### ENTRIES SUPPLIED
========================

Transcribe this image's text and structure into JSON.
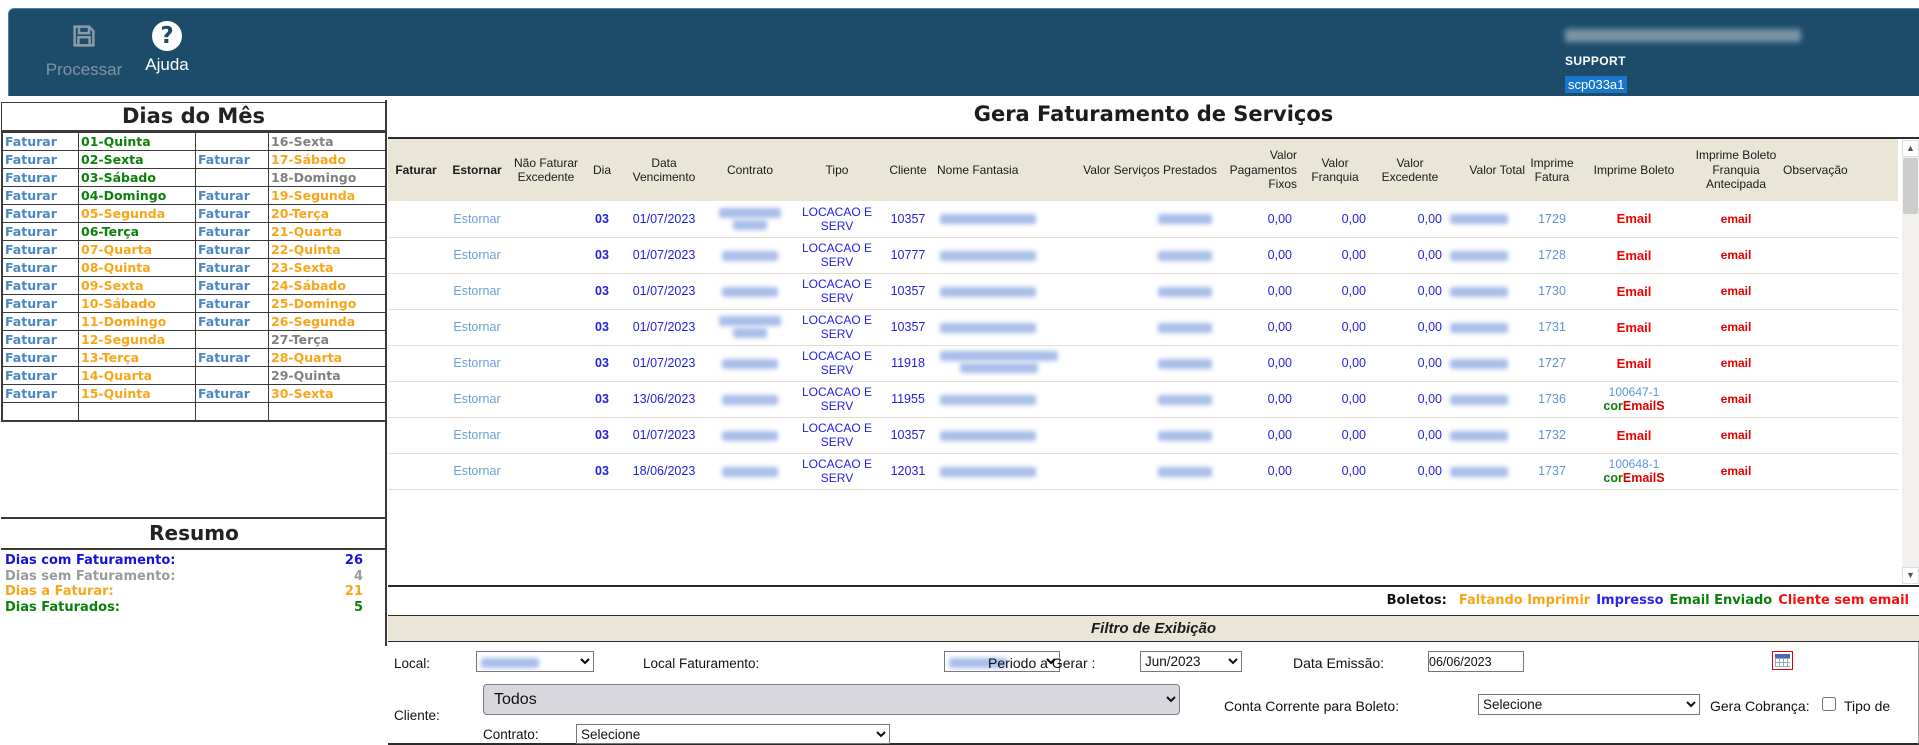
{
  "header": {
    "processar_label": "Processar",
    "ajuda_label": "Ajuda",
    "support_label": "SUPPORT",
    "session_id": "scp033a1",
    "bar_color": "#1d4c6a"
  },
  "dias_do_mes": {
    "title": "Dias do Mês",
    "faturar_label": "Faturar",
    "status_colors": {
      "green": "#0b800b",
      "orange": "#f9a51a",
      "gray": "#808080"
    },
    "rows": [
      {
        "l_fat": true,
        "l_day": "01-Quinta",
        "l_st": "green",
        "r_fat": false,
        "r_day": "16-Sexta",
        "r_st": "gray"
      },
      {
        "l_fat": true,
        "l_day": "02-Sexta",
        "l_st": "green",
        "r_fat": true,
        "r_day": "17-Sábado",
        "r_st": "orange"
      },
      {
        "l_fat": true,
        "l_day": "03-Sábado",
        "l_st": "green",
        "r_fat": false,
        "r_day": "18-Domingo",
        "r_st": "gray"
      },
      {
        "l_fat": true,
        "l_day": "04-Domingo",
        "l_st": "green",
        "r_fat": true,
        "r_day": "19-Segunda",
        "r_st": "orange"
      },
      {
        "l_fat": true,
        "l_day": "05-Segunda",
        "l_st": "orange",
        "r_fat": true,
        "r_day": "20-Terça",
        "r_st": "orange"
      },
      {
        "l_fat": true,
        "l_day": "06-Terça",
        "l_st": "green",
        "r_fat": true,
        "r_day": "21-Quarta",
        "r_st": "orange"
      },
      {
        "l_fat": true,
        "l_day": "07-Quarta",
        "l_st": "orange",
        "r_fat": true,
        "r_day": "22-Quinta",
        "r_st": "orange"
      },
      {
        "l_fat": true,
        "l_day": "08-Quinta",
        "l_st": "orange",
        "r_fat": true,
        "r_day": "23-Sexta",
        "r_st": "orange"
      },
      {
        "l_fat": true,
        "l_day": "09-Sexta",
        "l_st": "orange",
        "r_fat": true,
        "r_day": "24-Sábado",
        "r_st": "orange"
      },
      {
        "l_fat": true,
        "l_day": "10-Sábado",
        "l_st": "orange",
        "r_fat": true,
        "r_day": "25-Domingo",
        "r_st": "orange"
      },
      {
        "l_fat": true,
        "l_day": "11-Domingo",
        "l_st": "orange",
        "r_fat": true,
        "r_day": "26-Segunda",
        "r_st": "orange"
      },
      {
        "l_fat": true,
        "l_day": "12-Segunda",
        "l_st": "orange",
        "r_fat": false,
        "r_day": "27-Terça",
        "r_st": "gray"
      },
      {
        "l_fat": true,
        "l_day": "13-Terça",
        "l_st": "orange",
        "r_fat": true,
        "r_day": "28-Quarta",
        "r_st": "orange"
      },
      {
        "l_fat": true,
        "l_day": "14-Quarta",
        "l_st": "orange",
        "r_fat": false,
        "r_day": "29-Quinta",
        "r_st": "gray"
      },
      {
        "l_fat": true,
        "l_day": "15-Quinta",
        "l_st": "orange",
        "r_fat": true,
        "r_day": "30-Sexta",
        "r_st": "orange"
      },
      {
        "l_fat": false,
        "l_day": "",
        "l_st": "gray",
        "r_fat": false,
        "r_day": "",
        "r_st": "gray"
      }
    ]
  },
  "resumo": {
    "title": "Resumo",
    "items": [
      {
        "label": "Dias com Faturamento:",
        "value": "26",
        "color": "blue"
      },
      {
        "label": "Dias sem Faturamento:",
        "value": "4",
        "color": "gray"
      },
      {
        "label": "Dias a Faturar:",
        "value": "21",
        "color": "orange"
      },
      {
        "label": "Dias Faturados:",
        "value": "5",
        "color": "green"
      }
    ]
  },
  "main_table": {
    "title": "Gera Faturamento de Serviços",
    "columns": [
      "Faturar",
      "Estornar",
      "Não Faturar Excedente",
      "Dia",
      "Data Vencimento",
      "Contrato",
      "Tipo",
      "Cliente",
      "Nome Fantasia",
      "Valor Serviços Prestados",
      "Valor Pagamentos Fixos",
      "Valor Franquia",
      "Valor Excedente",
      "Valor Total",
      "Imprime Fatura",
      "Imprime Boleto",
      "Imprime Boleto Franquia Antecipada",
      "Observação"
    ],
    "rows": [
      {
        "estornar": "Estornar",
        "dia": "03",
        "data": "01/07/2023",
        "contrato_lines": 2,
        "tipo": "LOCACAO E SERV",
        "cliente": "10357",
        "nome_lines": 1,
        "pagamentos_fixos": "0,00",
        "franquia": "0,00",
        "excedente": "0,00",
        "fatura": "1729",
        "boleto": {
          "email": "Email"
        },
        "bfa": "email"
      },
      {
        "estornar": "Estornar",
        "dia": "03",
        "data": "01/07/2023",
        "contrato_lines": 1,
        "tipo": "LOCACAO E SERV",
        "cliente": "10777",
        "nome_lines": 1,
        "pagamentos_fixos": "0,00",
        "franquia": "0,00",
        "excedente": "0,00",
        "fatura": "1728",
        "boleto": {
          "email": "Email"
        },
        "bfa": "email"
      },
      {
        "estornar": "Estornar",
        "dia": "03",
        "data": "01/07/2023",
        "contrato_lines": 1,
        "tipo": "LOCACAO E SERV",
        "cliente": "10357",
        "nome_lines": 1,
        "pagamentos_fixos": "0,00",
        "franquia": "0,00",
        "excedente": "0,00",
        "fatura": "1730",
        "boleto": {
          "email": "Email"
        },
        "bfa": "email"
      },
      {
        "estornar": "Estornar",
        "dia": "03",
        "data": "01/07/2023",
        "contrato_lines": 2,
        "tipo": "LOCACAO E SERV",
        "cliente": "10357",
        "nome_lines": 1,
        "pagamentos_fixos": "0,00",
        "franquia": "0,00",
        "excedente": "0,00",
        "fatura": "1731",
        "boleto": {
          "email": "Email"
        },
        "bfa": "email"
      },
      {
        "estornar": "Estornar",
        "dia": "03",
        "data": "01/07/2023",
        "contrato_lines": 1,
        "tipo": "LOCACAO E SERV",
        "cliente": "11918",
        "nome_lines": 2,
        "pagamentos_fixos": "0,00",
        "franquia": "0,00",
        "excedente": "0,00",
        "fatura": "1727",
        "boleto": {
          "email": "Email"
        },
        "bfa": "email"
      },
      {
        "estornar": "Estornar",
        "dia": "03",
        "data": "13/06/2023",
        "contrato_lines": 1,
        "tipo": "LOCACAO E SERV",
        "cliente": "11955",
        "nome_lines": 1,
        "pagamentos_fixos": "0,00",
        "franquia": "0,00",
        "excedente": "0,00",
        "fatura": "1736",
        "boleto": {
          "num": "100647-1",
          "cor": "cor",
          "mails": "EmailS"
        },
        "bfa": "email"
      },
      {
        "estornar": "Estornar",
        "dia": "03",
        "data": "01/07/2023",
        "contrato_lines": 1,
        "tipo": "LOCACAO E SERV",
        "cliente": "10357",
        "nome_lines": 1,
        "pagamentos_fixos": "0,00",
        "franquia": "0,00",
        "excedente": "0,00",
        "fatura": "1732",
        "boleto": {
          "email": "Email"
        },
        "bfa": "email"
      },
      {
        "estornar": "Estornar",
        "dia": "03",
        "data": "18/06/2023",
        "contrato_lines": 1,
        "tipo": "LOCACAO E SERV",
        "cliente": "12031",
        "nome_lines": 1,
        "pagamentos_fixos": "0,00",
        "franquia": "0,00",
        "excedente": "0,00",
        "fatura": "1737",
        "boleto": {
          "num": "100648-1",
          "cor": "cor",
          "mails": "EmailS"
        },
        "bfa": "email"
      }
    ],
    "legend": {
      "prefix": "Boletos:",
      "items": [
        {
          "label": "Faltando Imprimir",
          "color": "#f9a51a"
        },
        {
          "label": "Impresso",
          "color": "#2727e8"
        },
        {
          "label": "Email Enviado",
          "color": "#0b800b"
        },
        {
          "label": "Cliente sem email",
          "color": "#f21010"
        }
      ]
    }
  },
  "filtro": {
    "title": "Filtro de Exibição",
    "local_label": "Local:",
    "local_faturamento_label": "Local Faturamento:",
    "periodo_label": "Periodo a Gerar :",
    "periodo_value": "Jun/2023",
    "data_emissao_label": "Data Emissão:",
    "data_emissao_value": "06/06/2023",
    "cliente_label": "Cliente:",
    "cliente_value": "Todos",
    "contrato_label": "Contrato:",
    "contrato_value": "Selecione",
    "conta_label": "Conta Corrente para Boleto:",
    "conta_value": "Selecione",
    "gera_cobranca_label": "Gera Cobrança:",
    "tipo_de_label": "Tipo de"
  }
}
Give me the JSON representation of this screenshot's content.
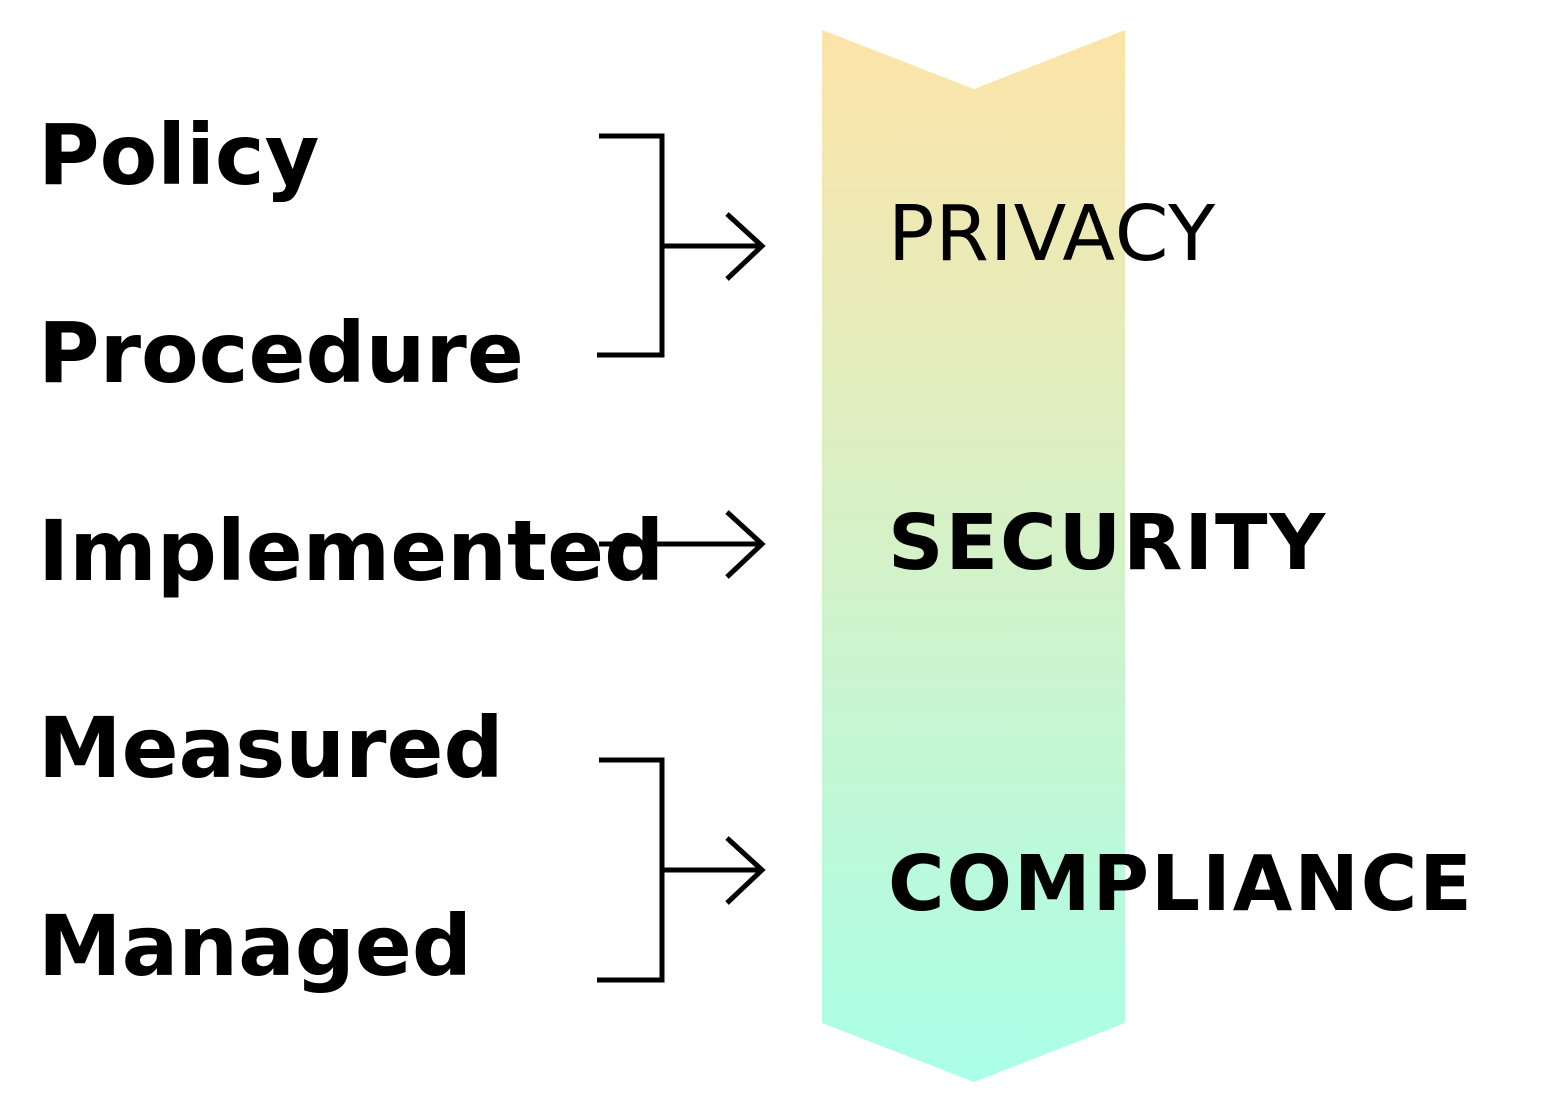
{
  "inputs": {
    "policy": "Policy",
    "procedure": "Procedure",
    "implemented": "Implemented",
    "measured": "Measured",
    "managed": "Managed"
  },
  "outcomes": {
    "privacy": "PRIVACY",
    "security": "SECURITY",
    "compliance": "COMPLIANCE"
  },
  "colors": {
    "banner_top": "#fde4a8",
    "banner_bottom": "#aaffe8",
    "stroke": "#000000"
  }
}
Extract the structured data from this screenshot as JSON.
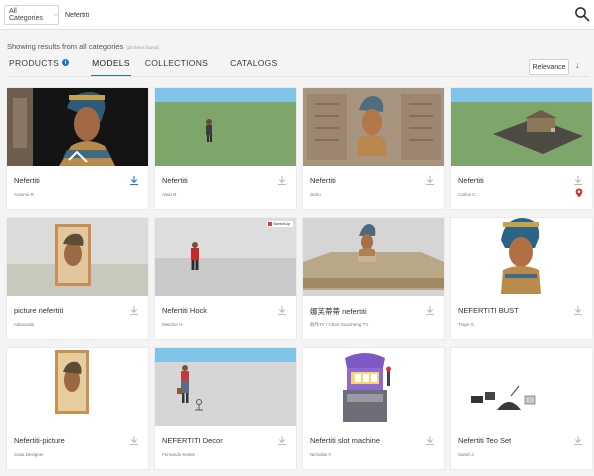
{
  "search": {
    "category": "All Categories",
    "query": "Nefertiti"
  },
  "results": {
    "summary": "Showing results from all categories",
    "count": "(20 items found)"
  },
  "tabs": [
    {
      "label": "PRODUCTS"
    },
    {
      "label": "MODELS",
      "active": true
    },
    {
      "label": "COLLECTIONS"
    },
    {
      "label": "CATALOGS"
    }
  ],
  "sort": {
    "label": "Relevance",
    "direction_icon": "arrow-down-icon"
  },
  "accent_color": "#1976d2",
  "cards": [
    {
      "title": "Nefertiti",
      "author": "Antonio R.",
      "download_highlight": true
    },
    {
      "title": "Nefertiti",
      "author": "Alain B."
    },
    {
      "title": "Nefertiti",
      "author": "isidro"
    },
    {
      "title": "Nefertiti",
      "author": "Carlos C.",
      "location_pin": true
    },
    {
      "title": "picture nefertiti",
      "author": "rubiounda"
    },
    {
      "title": "Nefertiti Hock",
      "author": "Meichor H.",
      "badge": "SketchUp"
    },
    {
      "title": "娜芙蒂蒂 nefertiti",
      "author": "創作TV / Chen Guocheng TV"
    },
    {
      "title": "NEFERTITI BUST",
      "author": "Tioge G."
    },
    {
      "title": "Nefertiti-picture",
      "author": "Casa Designer"
    },
    {
      "title": "NEFERTITI Decor",
      "author": "Fernando Kestin"
    },
    {
      "title": "Nefertiti slot machine",
      "author": "Nicholas F."
    },
    {
      "title": "Nefertiti Teo Set",
      "author": "Sarah J."
    }
  ]
}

========================

### AIM OF THE EXERCISE
Go through the entries above and copy every line containing "Valor".

### REPLY TO THE EXERCISE
      "Valor Serviços Prestados",
      "Valor Pagamentos Fixos",
      "Valor Franquia",
      "Valor Excedente",
      "Valor Total",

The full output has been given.